▶ [What is asked]: Quote the lines of the data from the first one through the line that contains "envelope-name: My Credit", including both ends.

Stored items
--- --- ---

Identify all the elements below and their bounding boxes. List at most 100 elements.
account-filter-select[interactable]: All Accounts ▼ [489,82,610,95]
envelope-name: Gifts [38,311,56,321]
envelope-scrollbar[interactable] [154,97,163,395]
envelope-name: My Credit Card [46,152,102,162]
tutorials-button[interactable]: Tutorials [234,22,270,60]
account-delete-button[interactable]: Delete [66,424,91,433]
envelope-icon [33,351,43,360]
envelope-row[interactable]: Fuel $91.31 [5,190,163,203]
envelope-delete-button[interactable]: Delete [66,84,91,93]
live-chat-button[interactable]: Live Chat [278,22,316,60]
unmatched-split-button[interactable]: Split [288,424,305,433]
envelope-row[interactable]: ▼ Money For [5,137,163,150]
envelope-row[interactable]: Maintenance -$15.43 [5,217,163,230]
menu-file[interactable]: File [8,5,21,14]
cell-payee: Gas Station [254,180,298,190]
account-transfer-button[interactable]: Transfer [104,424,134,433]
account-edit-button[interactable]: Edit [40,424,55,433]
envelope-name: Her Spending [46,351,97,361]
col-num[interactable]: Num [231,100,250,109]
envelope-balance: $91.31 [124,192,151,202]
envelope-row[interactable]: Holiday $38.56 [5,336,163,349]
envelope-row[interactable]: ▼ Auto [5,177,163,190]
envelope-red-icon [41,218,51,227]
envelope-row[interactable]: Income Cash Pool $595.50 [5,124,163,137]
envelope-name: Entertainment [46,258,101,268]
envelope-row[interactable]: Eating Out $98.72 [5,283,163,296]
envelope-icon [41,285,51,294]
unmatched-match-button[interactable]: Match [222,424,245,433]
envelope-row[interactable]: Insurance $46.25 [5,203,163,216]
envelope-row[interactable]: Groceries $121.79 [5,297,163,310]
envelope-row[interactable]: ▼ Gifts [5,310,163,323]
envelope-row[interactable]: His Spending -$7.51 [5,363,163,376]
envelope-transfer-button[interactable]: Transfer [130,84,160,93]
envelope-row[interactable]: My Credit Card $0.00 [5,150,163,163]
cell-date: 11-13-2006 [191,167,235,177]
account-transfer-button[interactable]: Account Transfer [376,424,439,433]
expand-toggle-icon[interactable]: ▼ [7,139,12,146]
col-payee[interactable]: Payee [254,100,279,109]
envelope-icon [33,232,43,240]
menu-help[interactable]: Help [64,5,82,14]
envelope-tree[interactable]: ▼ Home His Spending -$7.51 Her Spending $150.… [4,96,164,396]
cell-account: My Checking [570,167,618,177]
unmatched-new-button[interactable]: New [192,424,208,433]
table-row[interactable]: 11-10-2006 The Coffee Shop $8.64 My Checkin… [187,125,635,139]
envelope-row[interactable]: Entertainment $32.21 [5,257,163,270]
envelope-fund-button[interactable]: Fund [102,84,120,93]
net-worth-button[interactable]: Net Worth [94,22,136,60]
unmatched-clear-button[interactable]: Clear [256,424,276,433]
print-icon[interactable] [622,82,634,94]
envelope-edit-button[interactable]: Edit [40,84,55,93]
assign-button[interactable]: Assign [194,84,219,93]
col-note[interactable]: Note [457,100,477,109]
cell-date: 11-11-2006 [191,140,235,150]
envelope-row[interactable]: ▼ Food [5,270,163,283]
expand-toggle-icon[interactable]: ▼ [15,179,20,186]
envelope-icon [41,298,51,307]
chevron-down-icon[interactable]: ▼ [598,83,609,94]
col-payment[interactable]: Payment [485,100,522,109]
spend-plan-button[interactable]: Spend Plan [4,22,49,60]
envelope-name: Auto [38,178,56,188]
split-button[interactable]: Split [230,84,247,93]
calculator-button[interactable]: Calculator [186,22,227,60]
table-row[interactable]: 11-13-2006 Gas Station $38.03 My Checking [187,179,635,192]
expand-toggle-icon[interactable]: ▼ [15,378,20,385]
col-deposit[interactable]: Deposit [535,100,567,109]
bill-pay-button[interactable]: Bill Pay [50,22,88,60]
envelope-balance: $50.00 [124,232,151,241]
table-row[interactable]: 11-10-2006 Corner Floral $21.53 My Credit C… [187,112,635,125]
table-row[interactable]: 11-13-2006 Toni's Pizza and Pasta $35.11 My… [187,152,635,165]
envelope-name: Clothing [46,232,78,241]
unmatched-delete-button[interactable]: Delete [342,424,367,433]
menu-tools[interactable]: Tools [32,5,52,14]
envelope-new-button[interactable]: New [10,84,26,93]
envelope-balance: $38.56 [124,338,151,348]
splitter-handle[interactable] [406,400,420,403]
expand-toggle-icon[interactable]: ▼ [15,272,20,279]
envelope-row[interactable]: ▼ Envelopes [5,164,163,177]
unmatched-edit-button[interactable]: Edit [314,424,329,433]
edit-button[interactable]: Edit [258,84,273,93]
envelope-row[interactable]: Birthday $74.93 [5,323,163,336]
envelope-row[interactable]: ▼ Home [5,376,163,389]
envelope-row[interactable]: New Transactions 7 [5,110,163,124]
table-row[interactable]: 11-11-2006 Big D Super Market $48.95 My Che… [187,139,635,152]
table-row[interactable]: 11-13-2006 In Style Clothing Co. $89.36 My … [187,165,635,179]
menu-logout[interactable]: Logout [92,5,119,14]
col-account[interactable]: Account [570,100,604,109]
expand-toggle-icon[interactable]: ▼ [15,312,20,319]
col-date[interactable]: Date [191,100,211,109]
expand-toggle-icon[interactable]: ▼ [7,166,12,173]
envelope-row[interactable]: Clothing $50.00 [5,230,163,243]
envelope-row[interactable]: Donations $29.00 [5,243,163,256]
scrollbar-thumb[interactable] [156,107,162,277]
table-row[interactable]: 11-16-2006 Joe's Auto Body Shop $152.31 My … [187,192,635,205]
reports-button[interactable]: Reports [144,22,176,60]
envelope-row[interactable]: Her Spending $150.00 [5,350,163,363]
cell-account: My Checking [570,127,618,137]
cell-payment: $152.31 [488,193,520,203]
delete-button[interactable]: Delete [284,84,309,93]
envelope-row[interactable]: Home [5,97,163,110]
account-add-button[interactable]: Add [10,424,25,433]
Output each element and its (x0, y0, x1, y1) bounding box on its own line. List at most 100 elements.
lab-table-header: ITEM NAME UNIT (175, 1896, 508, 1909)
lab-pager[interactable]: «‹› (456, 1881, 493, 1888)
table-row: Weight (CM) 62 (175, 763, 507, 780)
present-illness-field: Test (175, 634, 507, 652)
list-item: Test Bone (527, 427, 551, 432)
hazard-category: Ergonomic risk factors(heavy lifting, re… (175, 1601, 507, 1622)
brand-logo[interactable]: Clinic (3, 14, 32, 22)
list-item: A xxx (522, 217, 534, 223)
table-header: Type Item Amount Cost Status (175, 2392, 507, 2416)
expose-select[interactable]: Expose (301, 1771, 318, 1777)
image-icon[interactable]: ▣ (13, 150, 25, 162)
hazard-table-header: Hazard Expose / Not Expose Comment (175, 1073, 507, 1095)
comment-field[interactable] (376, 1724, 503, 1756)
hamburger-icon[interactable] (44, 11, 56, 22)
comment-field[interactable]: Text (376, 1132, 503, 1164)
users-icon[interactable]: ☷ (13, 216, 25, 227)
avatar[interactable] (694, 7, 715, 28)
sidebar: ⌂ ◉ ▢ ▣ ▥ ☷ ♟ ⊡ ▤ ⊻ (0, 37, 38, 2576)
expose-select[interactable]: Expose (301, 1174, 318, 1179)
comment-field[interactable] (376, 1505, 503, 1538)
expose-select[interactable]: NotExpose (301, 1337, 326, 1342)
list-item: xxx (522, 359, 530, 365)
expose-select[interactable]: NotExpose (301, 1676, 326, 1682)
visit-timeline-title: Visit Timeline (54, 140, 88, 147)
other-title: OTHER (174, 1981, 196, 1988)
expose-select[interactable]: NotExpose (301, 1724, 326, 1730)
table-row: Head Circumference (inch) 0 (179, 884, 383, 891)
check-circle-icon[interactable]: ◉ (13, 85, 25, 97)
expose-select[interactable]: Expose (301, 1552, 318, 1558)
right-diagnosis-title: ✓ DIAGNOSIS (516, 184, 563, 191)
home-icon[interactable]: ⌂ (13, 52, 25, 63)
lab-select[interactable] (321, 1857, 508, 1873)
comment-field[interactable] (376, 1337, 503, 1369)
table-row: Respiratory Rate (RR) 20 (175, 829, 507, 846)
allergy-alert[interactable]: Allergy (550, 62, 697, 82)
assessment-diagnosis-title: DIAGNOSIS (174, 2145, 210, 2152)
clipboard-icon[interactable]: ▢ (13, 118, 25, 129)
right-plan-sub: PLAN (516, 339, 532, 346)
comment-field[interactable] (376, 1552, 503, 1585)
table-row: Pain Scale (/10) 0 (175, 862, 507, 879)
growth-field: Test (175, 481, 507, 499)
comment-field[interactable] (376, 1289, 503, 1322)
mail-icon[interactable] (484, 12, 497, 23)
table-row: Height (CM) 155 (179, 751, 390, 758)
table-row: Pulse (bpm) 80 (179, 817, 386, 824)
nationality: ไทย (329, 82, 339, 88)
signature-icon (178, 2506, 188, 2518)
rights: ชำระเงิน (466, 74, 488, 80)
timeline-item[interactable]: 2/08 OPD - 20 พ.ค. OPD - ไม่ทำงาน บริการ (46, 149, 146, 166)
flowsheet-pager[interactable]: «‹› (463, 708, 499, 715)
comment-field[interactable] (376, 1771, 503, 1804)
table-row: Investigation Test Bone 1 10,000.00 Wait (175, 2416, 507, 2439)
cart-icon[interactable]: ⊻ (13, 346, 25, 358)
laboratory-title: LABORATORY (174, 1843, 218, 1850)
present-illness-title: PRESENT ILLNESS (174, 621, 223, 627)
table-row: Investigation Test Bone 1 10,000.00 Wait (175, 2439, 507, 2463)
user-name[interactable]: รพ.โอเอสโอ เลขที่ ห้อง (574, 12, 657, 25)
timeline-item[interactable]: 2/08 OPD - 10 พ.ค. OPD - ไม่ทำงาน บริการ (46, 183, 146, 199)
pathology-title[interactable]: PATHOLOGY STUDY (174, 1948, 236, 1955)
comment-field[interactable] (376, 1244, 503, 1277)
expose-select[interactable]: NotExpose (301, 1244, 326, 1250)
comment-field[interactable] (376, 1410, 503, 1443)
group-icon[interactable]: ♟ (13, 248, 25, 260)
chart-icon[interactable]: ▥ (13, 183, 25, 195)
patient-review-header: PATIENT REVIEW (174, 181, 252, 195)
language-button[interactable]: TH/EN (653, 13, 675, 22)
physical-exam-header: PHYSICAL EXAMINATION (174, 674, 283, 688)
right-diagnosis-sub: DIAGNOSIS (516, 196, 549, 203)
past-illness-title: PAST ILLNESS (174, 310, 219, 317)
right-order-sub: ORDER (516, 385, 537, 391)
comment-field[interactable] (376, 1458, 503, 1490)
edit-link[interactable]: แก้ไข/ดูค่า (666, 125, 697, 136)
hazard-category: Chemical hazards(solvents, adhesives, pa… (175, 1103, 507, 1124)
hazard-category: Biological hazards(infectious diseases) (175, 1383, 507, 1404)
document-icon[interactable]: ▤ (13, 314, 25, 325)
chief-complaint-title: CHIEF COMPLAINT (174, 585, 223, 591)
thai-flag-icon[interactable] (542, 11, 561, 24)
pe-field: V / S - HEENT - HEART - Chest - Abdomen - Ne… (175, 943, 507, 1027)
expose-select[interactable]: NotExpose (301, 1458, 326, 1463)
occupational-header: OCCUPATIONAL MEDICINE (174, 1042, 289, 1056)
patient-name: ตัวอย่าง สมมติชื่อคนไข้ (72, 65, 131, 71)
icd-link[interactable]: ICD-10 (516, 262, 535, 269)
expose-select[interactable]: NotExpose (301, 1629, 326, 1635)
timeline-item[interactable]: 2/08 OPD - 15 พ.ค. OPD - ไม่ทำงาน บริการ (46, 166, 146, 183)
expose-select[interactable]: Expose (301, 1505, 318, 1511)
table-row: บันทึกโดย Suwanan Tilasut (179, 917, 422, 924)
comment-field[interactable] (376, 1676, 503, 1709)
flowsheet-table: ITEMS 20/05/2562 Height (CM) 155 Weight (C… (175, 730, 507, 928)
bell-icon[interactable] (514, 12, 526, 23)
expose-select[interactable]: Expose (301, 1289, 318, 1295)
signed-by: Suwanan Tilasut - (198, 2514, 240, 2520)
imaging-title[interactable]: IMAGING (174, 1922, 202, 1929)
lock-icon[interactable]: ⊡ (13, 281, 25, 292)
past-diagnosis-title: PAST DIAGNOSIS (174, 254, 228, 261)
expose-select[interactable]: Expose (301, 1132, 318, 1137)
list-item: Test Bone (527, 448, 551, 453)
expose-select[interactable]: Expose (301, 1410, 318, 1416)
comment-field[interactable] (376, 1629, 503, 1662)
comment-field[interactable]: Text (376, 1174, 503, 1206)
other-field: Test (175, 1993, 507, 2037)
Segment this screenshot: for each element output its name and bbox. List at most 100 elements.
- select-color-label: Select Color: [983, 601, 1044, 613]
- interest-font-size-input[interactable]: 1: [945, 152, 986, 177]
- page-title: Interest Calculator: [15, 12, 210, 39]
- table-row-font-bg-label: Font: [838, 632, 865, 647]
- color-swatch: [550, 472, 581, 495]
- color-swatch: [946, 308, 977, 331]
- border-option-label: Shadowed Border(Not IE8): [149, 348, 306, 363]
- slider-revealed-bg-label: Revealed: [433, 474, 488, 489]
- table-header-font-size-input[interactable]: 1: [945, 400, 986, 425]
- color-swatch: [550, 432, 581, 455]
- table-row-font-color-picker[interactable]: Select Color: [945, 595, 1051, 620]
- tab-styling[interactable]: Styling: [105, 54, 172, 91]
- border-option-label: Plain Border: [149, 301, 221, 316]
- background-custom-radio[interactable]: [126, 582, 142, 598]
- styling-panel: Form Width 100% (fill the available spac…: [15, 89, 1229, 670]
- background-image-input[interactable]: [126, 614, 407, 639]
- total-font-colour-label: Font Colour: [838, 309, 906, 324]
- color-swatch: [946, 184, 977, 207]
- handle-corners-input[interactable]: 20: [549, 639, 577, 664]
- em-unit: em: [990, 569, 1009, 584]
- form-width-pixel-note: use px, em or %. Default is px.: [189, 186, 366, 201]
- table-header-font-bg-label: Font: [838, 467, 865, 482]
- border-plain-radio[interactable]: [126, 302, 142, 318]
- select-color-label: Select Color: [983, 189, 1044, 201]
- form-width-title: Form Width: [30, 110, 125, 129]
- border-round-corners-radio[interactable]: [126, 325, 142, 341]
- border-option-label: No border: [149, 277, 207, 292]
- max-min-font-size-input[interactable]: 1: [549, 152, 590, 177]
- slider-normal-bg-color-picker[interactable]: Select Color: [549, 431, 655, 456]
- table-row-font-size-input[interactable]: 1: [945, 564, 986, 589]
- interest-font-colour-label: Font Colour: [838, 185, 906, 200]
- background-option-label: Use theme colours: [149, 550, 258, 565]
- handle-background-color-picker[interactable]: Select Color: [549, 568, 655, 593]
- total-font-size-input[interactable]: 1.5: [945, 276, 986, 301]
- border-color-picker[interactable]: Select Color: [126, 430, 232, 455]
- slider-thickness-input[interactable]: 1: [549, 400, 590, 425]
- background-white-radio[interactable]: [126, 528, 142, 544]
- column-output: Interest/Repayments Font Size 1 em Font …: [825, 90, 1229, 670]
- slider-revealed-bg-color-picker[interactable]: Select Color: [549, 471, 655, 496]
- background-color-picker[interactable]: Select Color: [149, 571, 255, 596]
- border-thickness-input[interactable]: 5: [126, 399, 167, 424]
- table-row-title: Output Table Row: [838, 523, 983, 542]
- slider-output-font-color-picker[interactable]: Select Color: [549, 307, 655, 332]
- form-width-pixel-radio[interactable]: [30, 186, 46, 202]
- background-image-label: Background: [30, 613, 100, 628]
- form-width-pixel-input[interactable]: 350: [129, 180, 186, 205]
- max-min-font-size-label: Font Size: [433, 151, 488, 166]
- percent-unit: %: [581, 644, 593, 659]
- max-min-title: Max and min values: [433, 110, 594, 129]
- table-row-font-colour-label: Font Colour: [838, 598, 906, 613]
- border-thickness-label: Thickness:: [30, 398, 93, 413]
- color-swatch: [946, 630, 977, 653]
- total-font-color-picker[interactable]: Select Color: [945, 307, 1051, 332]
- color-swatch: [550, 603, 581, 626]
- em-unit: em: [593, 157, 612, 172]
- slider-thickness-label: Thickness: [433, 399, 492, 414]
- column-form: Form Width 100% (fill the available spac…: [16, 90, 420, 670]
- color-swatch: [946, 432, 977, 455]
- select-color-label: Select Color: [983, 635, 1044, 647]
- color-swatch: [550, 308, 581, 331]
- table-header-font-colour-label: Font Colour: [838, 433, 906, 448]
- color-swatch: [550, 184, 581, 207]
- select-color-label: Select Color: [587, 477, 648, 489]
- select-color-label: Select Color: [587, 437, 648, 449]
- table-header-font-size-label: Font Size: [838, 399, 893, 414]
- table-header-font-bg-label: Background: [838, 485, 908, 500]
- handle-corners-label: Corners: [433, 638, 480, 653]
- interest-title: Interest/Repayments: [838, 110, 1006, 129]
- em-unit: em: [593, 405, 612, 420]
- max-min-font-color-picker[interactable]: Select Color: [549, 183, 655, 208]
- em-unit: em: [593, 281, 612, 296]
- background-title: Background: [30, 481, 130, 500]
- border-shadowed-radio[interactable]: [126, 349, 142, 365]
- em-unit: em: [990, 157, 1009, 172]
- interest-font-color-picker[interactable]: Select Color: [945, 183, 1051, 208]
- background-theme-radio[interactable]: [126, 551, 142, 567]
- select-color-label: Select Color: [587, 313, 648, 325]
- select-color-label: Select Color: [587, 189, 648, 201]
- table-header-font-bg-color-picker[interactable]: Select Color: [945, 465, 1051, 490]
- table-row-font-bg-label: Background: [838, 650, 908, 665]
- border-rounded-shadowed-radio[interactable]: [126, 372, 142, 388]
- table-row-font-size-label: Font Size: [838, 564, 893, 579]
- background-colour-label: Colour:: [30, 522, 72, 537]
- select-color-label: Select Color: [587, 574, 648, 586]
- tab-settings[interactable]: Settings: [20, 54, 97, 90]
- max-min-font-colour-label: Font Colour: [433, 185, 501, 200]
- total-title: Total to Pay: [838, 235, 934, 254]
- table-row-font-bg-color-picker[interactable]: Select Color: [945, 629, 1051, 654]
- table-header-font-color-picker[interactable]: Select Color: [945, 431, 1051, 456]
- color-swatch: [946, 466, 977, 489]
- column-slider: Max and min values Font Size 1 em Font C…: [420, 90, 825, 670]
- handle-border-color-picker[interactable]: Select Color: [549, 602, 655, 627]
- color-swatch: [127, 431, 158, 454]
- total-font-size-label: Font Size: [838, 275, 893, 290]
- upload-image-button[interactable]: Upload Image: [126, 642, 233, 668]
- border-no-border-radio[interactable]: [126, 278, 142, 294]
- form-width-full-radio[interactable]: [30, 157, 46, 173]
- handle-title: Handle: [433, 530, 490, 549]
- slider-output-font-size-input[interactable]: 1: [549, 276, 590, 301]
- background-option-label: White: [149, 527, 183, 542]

--- --- ---

▶ [Result of the exercise]:
Identify all the elements below and their bounding boxes. List at most 100 elements.
account-filter-select[interactable]: All Accounts ▼ [489,82,610,95]
envelope-name: Gifts [38,311,56,321]
envelope-scrollbar[interactable] [154,97,163,395]
envelope-name: My Credit Card [46,152,102,162]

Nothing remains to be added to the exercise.